**Instruction**.
Find how many lines hold the word "this" and give that number only.

═══ Material for the task

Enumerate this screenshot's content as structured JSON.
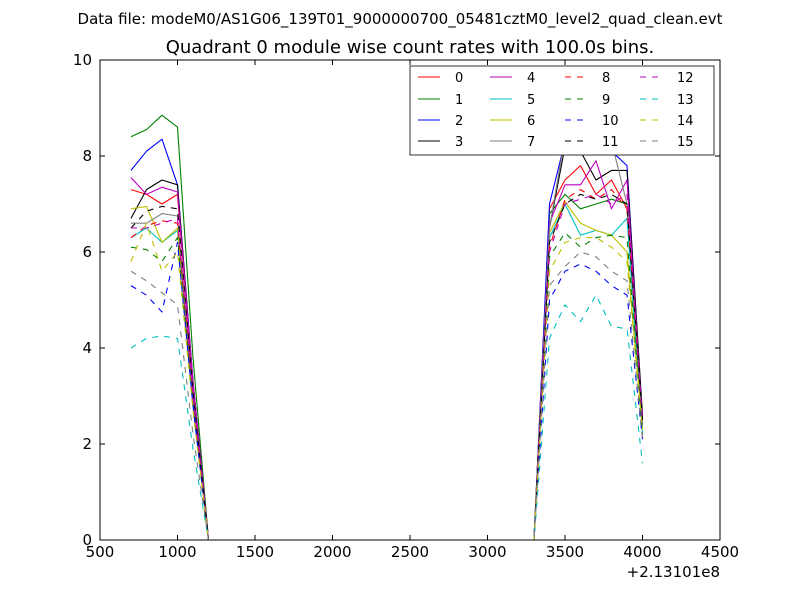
{
  "chart_data": {
    "type": "line",
    "suptitle": "Data file: modeM0/AS1G06_139T01_9000000700_05481cztM0_level2_quad_clean.evt",
    "title": "Quadrant 0 module wise count rates with 100.0s bins.",
    "xlabel": "",
    "ylabel": "",
    "x_offset_label": "+2.13101e8",
    "xlim": [
      500,
      4500
    ],
    "ylim": [
      0,
      10
    ],
    "xticks": [
      500,
      1000,
      1500,
      2000,
      2500,
      3000,
      3500,
      4000,
      4500
    ],
    "yticks": [
      0,
      2,
      4,
      6,
      8,
      10
    ],
    "grid": false,
    "legend_position": "top-right",
    "x": [
      700,
      800,
      900,
      1000,
      1100,
      1200,
      1300,
      1400,
      1500,
      1600,
      1700,
      1800,
      1900,
      2000,
      2100,
      2200,
      2300,
      2400,
      2500,
      2600,
      2700,
      2800,
      2900,
      3000,
      3100,
      3200,
      3300,
      3400,
      3500,
      3600,
      3700,
      3800,
      3900,
      4000
    ],
    "series": [
      {
        "name": "0",
        "color": "#ff0000",
        "dash": "solid",
        "values": [
          7.3,
          7.2,
          7.0,
          7.2,
          3.2,
          0,
          0,
          0,
          0,
          0,
          0,
          0,
          0,
          0,
          0,
          0,
          0,
          0,
          0,
          0,
          0,
          0,
          0,
          0,
          0,
          0,
          0,
          6.9,
          7.5,
          7.8,
          7.2,
          7.5,
          6.9,
          2.5
        ]
      },
      {
        "name": "1",
        "color": "#008000",
        "dash": "solid",
        "values": [
          8.4,
          8.55,
          8.85,
          8.6,
          3.8,
          0,
          0,
          0,
          0,
          0,
          0,
          0,
          0,
          0,
          0,
          0,
          0,
          0,
          0,
          0,
          0,
          0,
          0,
          0,
          0,
          0,
          0,
          6.8,
          7.2,
          6.9,
          7.0,
          7.1,
          7.0,
          2.4
        ]
      },
      {
        "name": "2",
        "color": "#0000ff",
        "dash": "solid",
        "values": [
          7.7,
          8.1,
          8.35,
          7.4,
          3.3,
          0,
          0,
          0,
          0,
          0,
          0,
          0,
          0,
          0,
          0,
          0,
          0,
          0,
          0,
          0,
          0,
          0,
          0,
          0,
          0,
          0,
          0,
          7.0,
          8.3,
          8.5,
          8.4,
          8.1,
          7.8,
          2.5
        ]
      },
      {
        "name": "3",
        "color": "#000000",
        "dash": "solid",
        "values": [
          6.7,
          7.3,
          7.5,
          7.4,
          3.3,
          0,
          0,
          0,
          0,
          0,
          0,
          0,
          0,
          0,
          0,
          0,
          0,
          0,
          0,
          0,
          0,
          0,
          0,
          0,
          0,
          0,
          0,
          6.5,
          8.2,
          8.1,
          7.5,
          7.7,
          7.7,
          2.6
        ]
      },
      {
        "name": "4",
        "color": "#bf00bf",
        "dash": "solid",
        "values": [
          7.55,
          7.2,
          7.35,
          7.25,
          3.3,
          0,
          0,
          0,
          0,
          0,
          0,
          0,
          0,
          0,
          0,
          0,
          0,
          0,
          0,
          0,
          0,
          0,
          0,
          0,
          0,
          0,
          0,
          6.6,
          7.4,
          7.4,
          7.9,
          6.9,
          7.5,
          2.4
        ]
      },
      {
        "name": "5",
        "color": "#00bfbf",
        "dash": "solid",
        "values": [
          6.3,
          6.5,
          6.2,
          6.45,
          2.8,
          0,
          0,
          0,
          0,
          0,
          0,
          0,
          0,
          0,
          0,
          0,
          0,
          0,
          0,
          0,
          0,
          0,
          0,
          0,
          0,
          0,
          0,
          6.3,
          7.0,
          6.35,
          6.45,
          6.35,
          6.7,
          2.2
        ]
      },
      {
        "name": "6",
        "color": "#bfbf00",
        "dash": "solid",
        "values": [
          6.9,
          6.95,
          6.2,
          6.5,
          2.9,
          0,
          0,
          0,
          0,
          0,
          0,
          0,
          0,
          0,
          0,
          0,
          0,
          0,
          0,
          0,
          0,
          0,
          0,
          0,
          0,
          0,
          0,
          6.4,
          7.05,
          6.6,
          6.45,
          6.35,
          6.0,
          2.3
        ]
      },
      {
        "name": "7",
        "color": "#808080",
        "dash": "solid",
        "values": [
          6.6,
          6.6,
          6.8,
          6.75,
          3.0,
          0,
          0,
          0,
          0,
          0,
          0,
          0,
          0,
          0,
          0,
          0,
          0,
          0,
          0,
          0,
          0,
          0,
          0,
          0,
          0,
          0,
          0,
          6.5,
          8.4,
          8.2,
          8.2,
          8.3,
          7.0,
          2.4
        ]
      },
      {
        "name": "8",
        "color": "#ff0000",
        "dash": "dashed",
        "values": [
          6.3,
          6.55,
          6.65,
          6.6,
          3.0,
          0,
          0,
          0,
          0,
          0,
          0,
          0,
          0,
          0,
          0,
          0,
          0,
          0,
          0,
          0,
          0,
          0,
          0,
          0,
          0,
          0,
          0,
          6.1,
          7.1,
          7.3,
          7.1,
          7.3,
          6.9,
          2.5
        ]
      },
      {
        "name": "9",
        "color": "#008000",
        "dash": "dashed",
        "values": [
          6.1,
          6.05,
          5.8,
          6.3,
          2.8,
          0,
          0,
          0,
          0,
          0,
          0,
          0,
          0,
          0,
          0,
          0,
          0,
          0,
          0,
          0,
          0,
          0,
          0,
          0,
          0,
          0,
          0,
          5.9,
          6.4,
          6.1,
          6.3,
          6.35,
          6.3,
          2.2
        ]
      },
      {
        "name": "10",
        "color": "#0000ff",
        "dash": "dashed",
        "values": [
          5.3,
          5.1,
          4.75,
          6.2,
          2.8,
          0,
          0,
          0,
          0,
          0,
          0,
          0,
          0,
          0,
          0,
          0,
          0,
          0,
          0,
          0,
          0,
          0,
          0,
          0,
          0,
          0,
          0,
          5.0,
          5.6,
          5.75,
          5.6,
          5.3,
          5.1,
          2.1
        ]
      },
      {
        "name": "11",
        "color": "#000000",
        "dash": "dashed",
        "values": [
          6.5,
          6.85,
          6.95,
          6.9,
          3.1,
          0,
          0,
          0,
          0,
          0,
          0,
          0,
          0,
          0,
          0,
          0,
          0,
          0,
          0,
          0,
          0,
          0,
          0,
          0,
          0,
          0,
          0,
          6.2,
          7.0,
          7.2,
          7.1,
          7.2,
          7.0,
          2.5
        ]
      },
      {
        "name": "12",
        "color": "#bf00bf",
        "dash": "dashed",
        "values": [
          6.5,
          6.5,
          6.6,
          6.7,
          3.0,
          0,
          0,
          0,
          0,
          0,
          0,
          0,
          0,
          0,
          0,
          0,
          0,
          0,
          0,
          0,
          0,
          0,
          0,
          0,
          0,
          0,
          0,
          6.0,
          7.0,
          7.1,
          7.2,
          7.0,
          7.2,
          2.5
        ]
      },
      {
        "name": "13",
        "color": "#00bfbf",
        "dash": "dashed",
        "values": [
          4.0,
          4.2,
          4.25,
          4.2,
          1.9,
          0,
          0,
          0,
          0,
          0,
          0,
          0,
          0,
          0,
          0,
          0,
          0,
          0,
          0,
          0,
          0,
          0,
          0,
          0,
          0,
          0,
          0,
          4.2,
          4.9,
          4.55,
          5.1,
          4.45,
          4.4,
          1.6
        ]
      },
      {
        "name": "14",
        "color": "#bfbf00",
        "dash": "dashed",
        "values": [
          5.8,
          6.6,
          5.6,
          6.0,
          2.7,
          0,
          0,
          0,
          0,
          0,
          0,
          0,
          0,
          0,
          0,
          0,
          0,
          0,
          0,
          0,
          0,
          0,
          0,
          0,
          0,
          0,
          0,
          5.6,
          6.2,
          6.3,
          6.3,
          6.1,
          5.8,
          2.3
        ]
      },
      {
        "name": "15",
        "color": "#808080",
        "dash": "dashed",
        "values": [
          5.6,
          5.4,
          5.15,
          4.9,
          2.2,
          0,
          0,
          0,
          0,
          0,
          0,
          0,
          0,
          0,
          0,
          0,
          0,
          0,
          0,
          0,
          0,
          0,
          0,
          0,
          0,
          0,
          0,
          5.3,
          5.7,
          6.0,
          5.9,
          5.6,
          5.4,
          2.1
        ]
      }
    ]
  }
}
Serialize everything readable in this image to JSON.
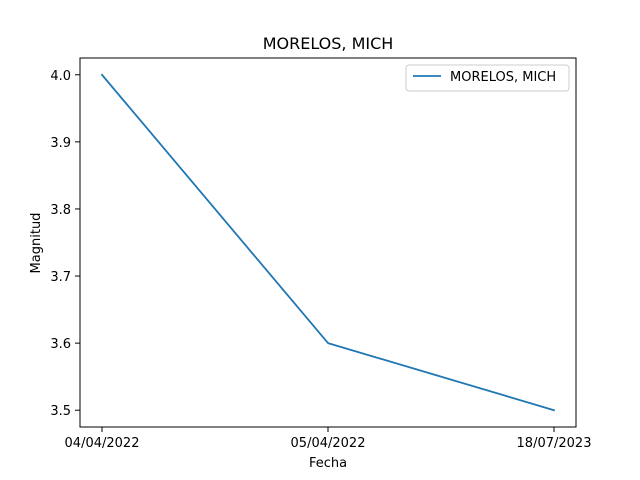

══════

**Answer below**.
2